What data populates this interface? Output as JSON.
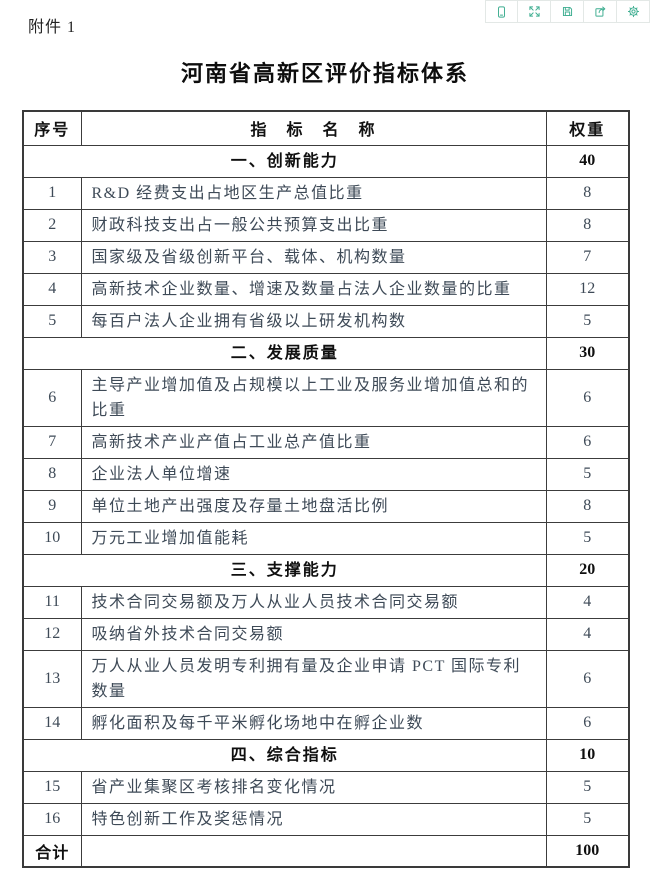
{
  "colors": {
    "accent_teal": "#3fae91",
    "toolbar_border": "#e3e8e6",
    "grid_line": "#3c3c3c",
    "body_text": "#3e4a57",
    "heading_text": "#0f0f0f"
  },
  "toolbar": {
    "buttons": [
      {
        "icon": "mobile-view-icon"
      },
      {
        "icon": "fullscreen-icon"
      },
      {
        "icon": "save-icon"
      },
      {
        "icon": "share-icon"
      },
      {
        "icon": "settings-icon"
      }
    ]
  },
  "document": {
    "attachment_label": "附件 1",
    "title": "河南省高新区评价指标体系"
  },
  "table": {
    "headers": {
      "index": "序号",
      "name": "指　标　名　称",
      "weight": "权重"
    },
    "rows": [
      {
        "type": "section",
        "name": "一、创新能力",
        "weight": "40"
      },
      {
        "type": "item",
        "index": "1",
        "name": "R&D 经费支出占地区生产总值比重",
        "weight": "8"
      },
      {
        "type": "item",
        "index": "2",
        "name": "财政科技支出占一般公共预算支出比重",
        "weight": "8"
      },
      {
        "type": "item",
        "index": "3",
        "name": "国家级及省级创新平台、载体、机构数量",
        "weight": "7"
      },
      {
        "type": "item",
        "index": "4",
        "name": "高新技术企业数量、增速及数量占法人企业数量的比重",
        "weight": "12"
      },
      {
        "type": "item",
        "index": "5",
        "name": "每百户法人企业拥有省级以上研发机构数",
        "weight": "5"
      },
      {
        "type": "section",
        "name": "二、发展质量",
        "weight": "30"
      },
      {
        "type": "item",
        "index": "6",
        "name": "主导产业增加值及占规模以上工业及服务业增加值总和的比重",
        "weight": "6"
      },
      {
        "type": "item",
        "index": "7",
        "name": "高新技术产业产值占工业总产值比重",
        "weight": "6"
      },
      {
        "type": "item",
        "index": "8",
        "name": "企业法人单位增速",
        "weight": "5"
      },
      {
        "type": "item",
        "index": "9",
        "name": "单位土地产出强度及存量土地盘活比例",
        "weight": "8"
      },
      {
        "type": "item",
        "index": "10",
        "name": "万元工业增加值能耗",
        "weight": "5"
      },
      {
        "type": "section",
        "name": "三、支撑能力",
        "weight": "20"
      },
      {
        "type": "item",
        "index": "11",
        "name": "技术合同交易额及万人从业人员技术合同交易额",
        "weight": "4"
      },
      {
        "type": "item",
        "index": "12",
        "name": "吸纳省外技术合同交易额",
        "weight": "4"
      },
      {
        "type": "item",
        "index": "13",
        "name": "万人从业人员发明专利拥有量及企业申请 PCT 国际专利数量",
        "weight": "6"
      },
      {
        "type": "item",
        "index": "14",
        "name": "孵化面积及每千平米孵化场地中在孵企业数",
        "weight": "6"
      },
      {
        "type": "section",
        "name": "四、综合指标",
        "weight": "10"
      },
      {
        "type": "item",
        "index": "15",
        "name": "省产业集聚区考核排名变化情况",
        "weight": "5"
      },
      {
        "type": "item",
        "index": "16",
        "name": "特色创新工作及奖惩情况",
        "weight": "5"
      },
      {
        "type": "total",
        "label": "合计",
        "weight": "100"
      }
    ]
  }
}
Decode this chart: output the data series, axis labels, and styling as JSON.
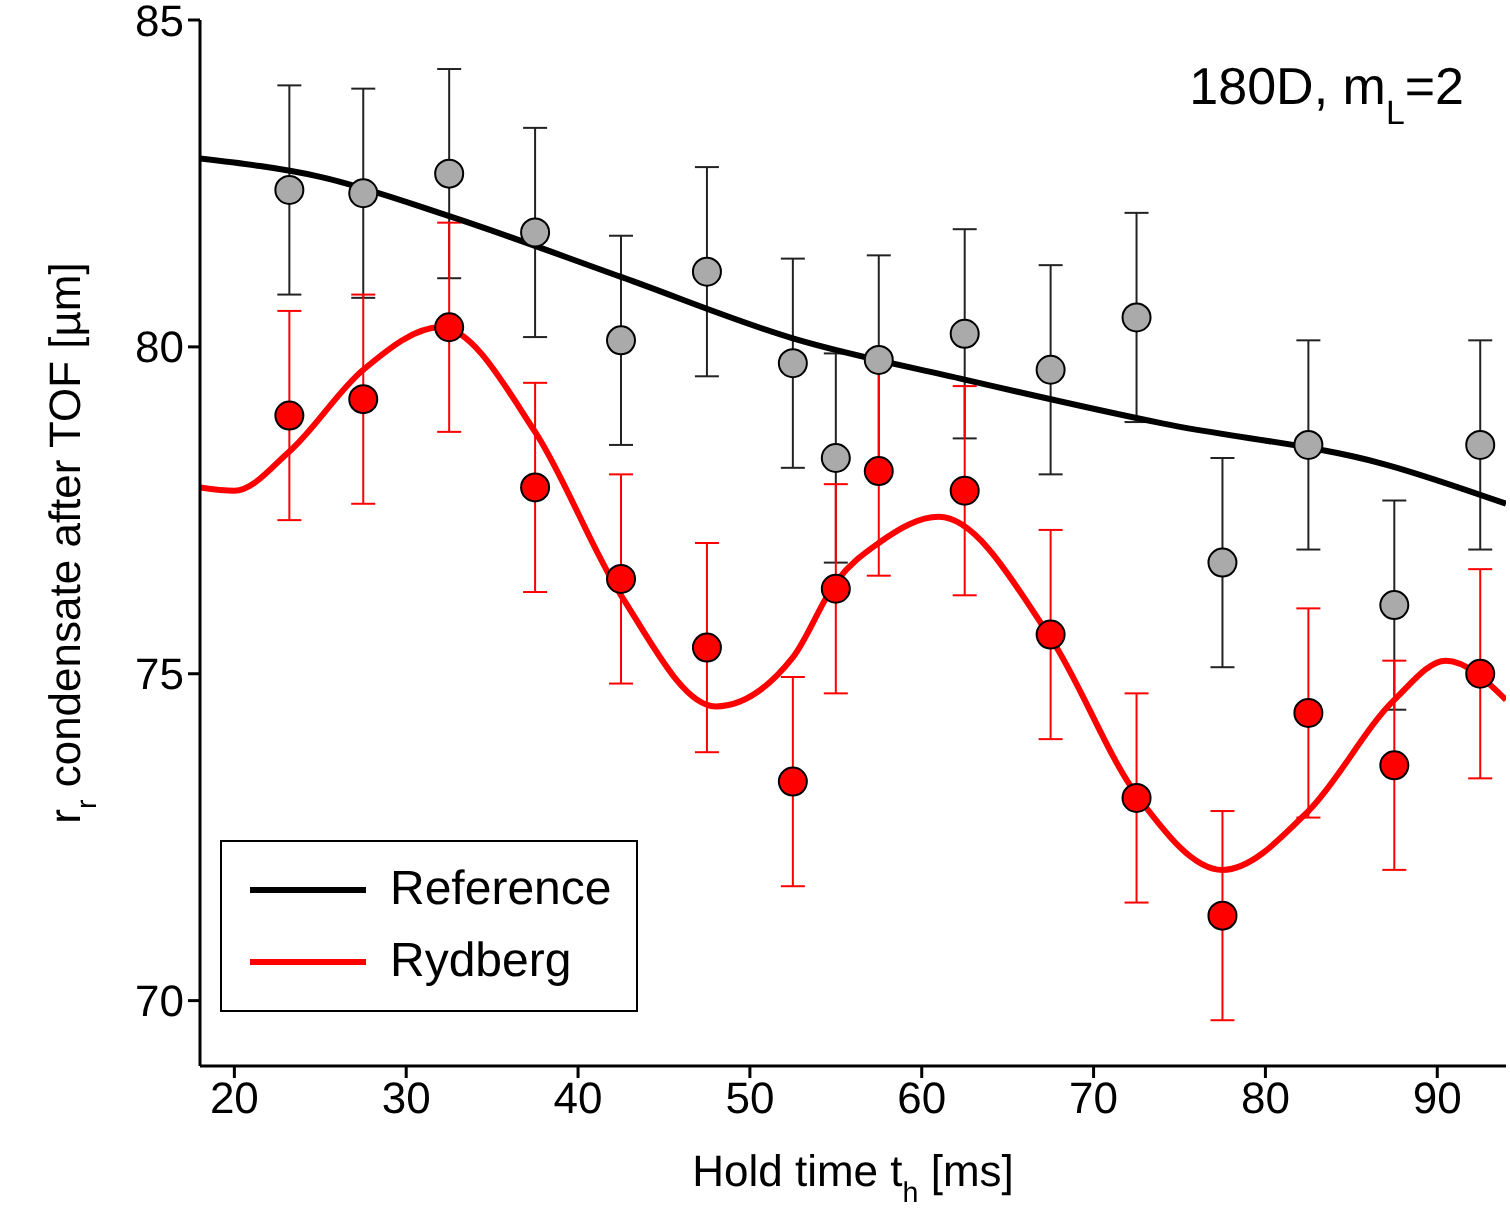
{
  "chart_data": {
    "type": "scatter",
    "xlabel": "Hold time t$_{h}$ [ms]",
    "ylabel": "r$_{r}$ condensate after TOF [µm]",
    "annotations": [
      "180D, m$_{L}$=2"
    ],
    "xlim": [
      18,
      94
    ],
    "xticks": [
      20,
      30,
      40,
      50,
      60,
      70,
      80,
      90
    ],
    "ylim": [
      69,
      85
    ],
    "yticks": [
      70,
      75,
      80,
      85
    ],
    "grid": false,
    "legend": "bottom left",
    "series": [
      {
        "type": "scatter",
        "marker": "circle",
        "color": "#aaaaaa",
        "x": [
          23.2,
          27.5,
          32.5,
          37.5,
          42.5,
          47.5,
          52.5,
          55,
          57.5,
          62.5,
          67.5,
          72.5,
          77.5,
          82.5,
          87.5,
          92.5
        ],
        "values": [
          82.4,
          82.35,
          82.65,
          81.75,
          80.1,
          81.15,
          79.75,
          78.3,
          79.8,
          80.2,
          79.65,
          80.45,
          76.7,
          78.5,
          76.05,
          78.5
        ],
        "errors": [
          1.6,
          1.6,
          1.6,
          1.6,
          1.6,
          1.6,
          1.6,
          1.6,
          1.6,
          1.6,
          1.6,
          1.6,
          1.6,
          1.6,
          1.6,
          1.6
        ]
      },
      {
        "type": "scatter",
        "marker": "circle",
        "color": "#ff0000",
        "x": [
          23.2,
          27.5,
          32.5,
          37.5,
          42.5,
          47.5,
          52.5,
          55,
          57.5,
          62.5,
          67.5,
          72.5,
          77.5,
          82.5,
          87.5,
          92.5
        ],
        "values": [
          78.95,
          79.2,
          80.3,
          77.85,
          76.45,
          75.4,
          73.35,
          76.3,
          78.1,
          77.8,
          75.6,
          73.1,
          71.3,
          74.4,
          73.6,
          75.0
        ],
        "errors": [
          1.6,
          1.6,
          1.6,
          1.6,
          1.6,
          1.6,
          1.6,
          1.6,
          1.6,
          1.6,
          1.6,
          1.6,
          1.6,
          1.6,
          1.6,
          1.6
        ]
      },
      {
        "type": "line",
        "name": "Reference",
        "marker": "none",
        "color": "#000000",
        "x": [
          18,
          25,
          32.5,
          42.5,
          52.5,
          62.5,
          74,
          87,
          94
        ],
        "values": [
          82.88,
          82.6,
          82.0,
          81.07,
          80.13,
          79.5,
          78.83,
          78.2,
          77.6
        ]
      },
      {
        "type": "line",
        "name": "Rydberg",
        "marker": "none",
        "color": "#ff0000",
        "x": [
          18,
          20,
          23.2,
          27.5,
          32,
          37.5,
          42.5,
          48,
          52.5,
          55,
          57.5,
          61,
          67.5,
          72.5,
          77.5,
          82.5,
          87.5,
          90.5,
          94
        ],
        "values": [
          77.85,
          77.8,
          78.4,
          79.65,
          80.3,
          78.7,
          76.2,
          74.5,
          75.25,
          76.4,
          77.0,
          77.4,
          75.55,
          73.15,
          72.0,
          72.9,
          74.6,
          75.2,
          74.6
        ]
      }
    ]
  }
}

▶ SET TASK
Repeat the listing verbatim. Skip the pictures.

▶ SOLUTION FOR THIS TASK
What data populates this interface? Output as JSON.
{
  "colors": {
    "accent_teal": "#3fae91",
    "toolbar_border": "#e3e8e6",
    "grid_line": "#3c3c3c",
    "body_text": "#3e4a57",
    "heading_text": "#0f0f0f"
  },
  "toolbar": {
    "buttons": [
      {
        "icon": "mobile-view-icon"
      },
      {
        "icon": "fullscreen-icon"
      },
      {
        "icon": "save-icon"
      },
      {
        "icon": "share-icon"
      },
      {
        "icon": "settings-icon"
      }
    ]
  },
  "document": {
    "attachment_label": "附件 1",
    "title": "河南省高新区评价指标体系"
  },
  "table": {
    "headers": {
      "index": "序号",
      "name": "指　标　名　称",
      "weight": "权重"
    },
    "rows": [
      {
        "type": "section",
        "name": "一、创新能力",
        "weight": "40"
      },
      {
        "type": "item",
        "index": "1",
        "name": "R&D 经费支出占地区生产总值比重",
        "weight": "8"
      },
      {
        "type": "item",
        "index": "2",
        "name": "财政科技支出占一般公共预算支出比重",
        "weight": "8"
      },
      {
        "type": "item",
        "index": "3",
        "name": "国家级及省级创新平台、载体、机构数量",
        "weight": "7"
      },
      {
        "type": "item",
        "index": "4",
        "name": "高新技术企业数量、增速及数量占法人企业数量的比重",
        "weight": "12"
      },
      {
        "type": "item",
        "index": "5",
        "name": "每百户法人企业拥有省级以上研发机构数",
        "weight": "5"
      },
      {
        "type": "section",
        "name": "二、发展质量",
        "weight": "30"
      },
      {
        "type": "item",
        "index": "6",
        "name": "主导产业增加值及占规模以上工业及服务业增加值总和的比重",
        "weight": "6"
      },
      {
        "type": "item",
        "index": "7",
        "name": "高新技术产业产值占工业总产值比重",
        "weight": "6"
      },
      {
        "type": "item",
        "index": "8",
        "name": "企业法人单位增速",
        "weight": "5"
      },
      {
        "type": "item",
        "index": "9",
        "name": "单位土地产出强度及存量土地盘活比例",
        "weight": "8"
      },
      {
        "type": "item",
        "index": "10",
        "name": "万元工业增加值能耗",
        "weight": "5"
      },
      {
        "type": "section",
        "name": "三、支撑能力",
        "weight": "20"
      },
      {
        "type": "item",
        "index": "11",
        "name": "技术合同交易额及万人从业人员技术合同交易额",
        "weight": "4"
      },
      {
        "type": "item",
        "index": "12",
        "name": "吸纳省外技术合同交易额",
        "weight": "4"
      },
      {
        "type": "item",
        "index": "13",
        "name": "万人从业人员发明专利拥有量及企业申请 PCT 国际专利数量",
        "weight": "6"
      },
      {
        "type": "item",
        "index": "14",
        "name": "孵化面积及每千平米孵化场地中在孵企业数",
        "weight": "6"
      },
      {
        "type": "section",
        "name": "四、综合指标",
        "weight": "10"
      },
      {
        "type": "item",
        "index": "15",
        "name": "省产业集聚区考核排名变化情况",
        "weight": "5"
      },
      {
        "type": "item",
        "index": "16",
        "name": "特色创新工作及奖惩情况",
        "weight": "5"
      },
      {
        "type": "total",
        "label": "合计",
        "weight": "100"
      }
    ]
  }
}
Decode this chart: output the data series, axis labels, and styling as JSON.
{
  "chart_data": {
    "type": "scatter",
    "xlabel": "Hold time t$_{h}$ [ms]",
    "ylabel": "r$_{r}$ condensate after TOF [µm]",
    "annotations": [
      "180D, m$_{L}$=2"
    ],
    "xlim": [
      18,
      94
    ],
    "xticks": [
      20,
      30,
      40,
      50,
      60,
      70,
      80,
      90
    ],
    "ylim": [
      69,
      85
    ],
    "yticks": [
      70,
      75,
      80,
      85
    ],
    "grid": false,
    "legend": "bottom left",
    "series": [
      {
        "type": "scatter",
        "marker": "circle",
        "color": "#aaaaaa",
        "x": [
          23.2,
          27.5,
          32.5,
          37.5,
          42.5,
          47.5,
          52.5,
          55,
          57.5,
          62.5,
          67.5,
          72.5,
          77.5,
          82.5,
          87.5,
          92.5
        ],
        "values": [
          82.4,
          82.35,
          82.65,
          81.75,
          80.1,
          81.15,
          79.75,
          78.3,
          79.8,
          80.2,
          79.65,
          80.45,
          76.7,
          78.5,
          76.05,
          78.5
        ],
        "errors": [
          1.6,
          1.6,
          1.6,
          1.6,
          1.6,
          1.6,
          1.6,
          1.6,
          1.6,
          1.6,
          1.6,
          1.6,
          1.6,
          1.6,
          1.6,
          1.6
        ]
      },
      {
        "type": "scatter",
        "marker": "circle",
        "color": "#ff0000",
        "x": [
          23.2,
          27.5,
          32.5,
          37.5,
          42.5,
          47.5,
          52.5,
          55,
          57.5,
          62.5,
          67.5,
          72.5,
          77.5,
          82.5,
          87.5,
          92.5
        ],
        "values": [
          78.95,
          79.2,
          80.3,
          77.85,
          76.45,
          75.4,
          73.35,
          76.3,
          78.1,
          77.8,
          75.6,
          73.1,
          71.3,
          74.4,
          73.6,
          75.0
        ],
        "errors": [
          1.6,
          1.6,
          1.6,
          1.6,
          1.6,
          1.6,
          1.6,
          1.6,
          1.6,
          1.6,
          1.6,
          1.6,
          1.6,
          1.6,
          1.6,
          1.6
        ]
      },
      {
        "type": "line",
        "name": "Reference",
        "marker": "none",
        "color": "#000000",
        "x": [
          18,
          25,
          32.5,
          42.5,
          52.5,
          62.5,
          74,
          87,
          94
        ],
        "values": [
          82.88,
          82.6,
          82.0,
          81.07,
          80.13,
          79.5,
          78.83,
          78.2,
          77.6
        ]
      },
      {
        "type": "line",
        "name": "Rydberg",
        "marker": "none",
        "color": "#ff0000",
        "x": [
          18,
          20,
          23.2,
          27.5,
          32,
          37.5,
          42.5,
          48,
          52.5,
          55,
          57.5,
          61,
          67.5,
          72.5,
          77.5,
          82.5,
          87.5,
          90.5,
          94
        ],
        "values": [
          77.85,
          77.8,
          78.4,
          79.65,
          80.3,
          78.7,
          76.2,
          74.5,
          75.25,
          76.4,
          77.0,
          77.4,
          75.55,
          73.15,
          72.0,
          72.9,
          74.6,
          75.2,
          74.6
        ]
      }
    ]
  }
}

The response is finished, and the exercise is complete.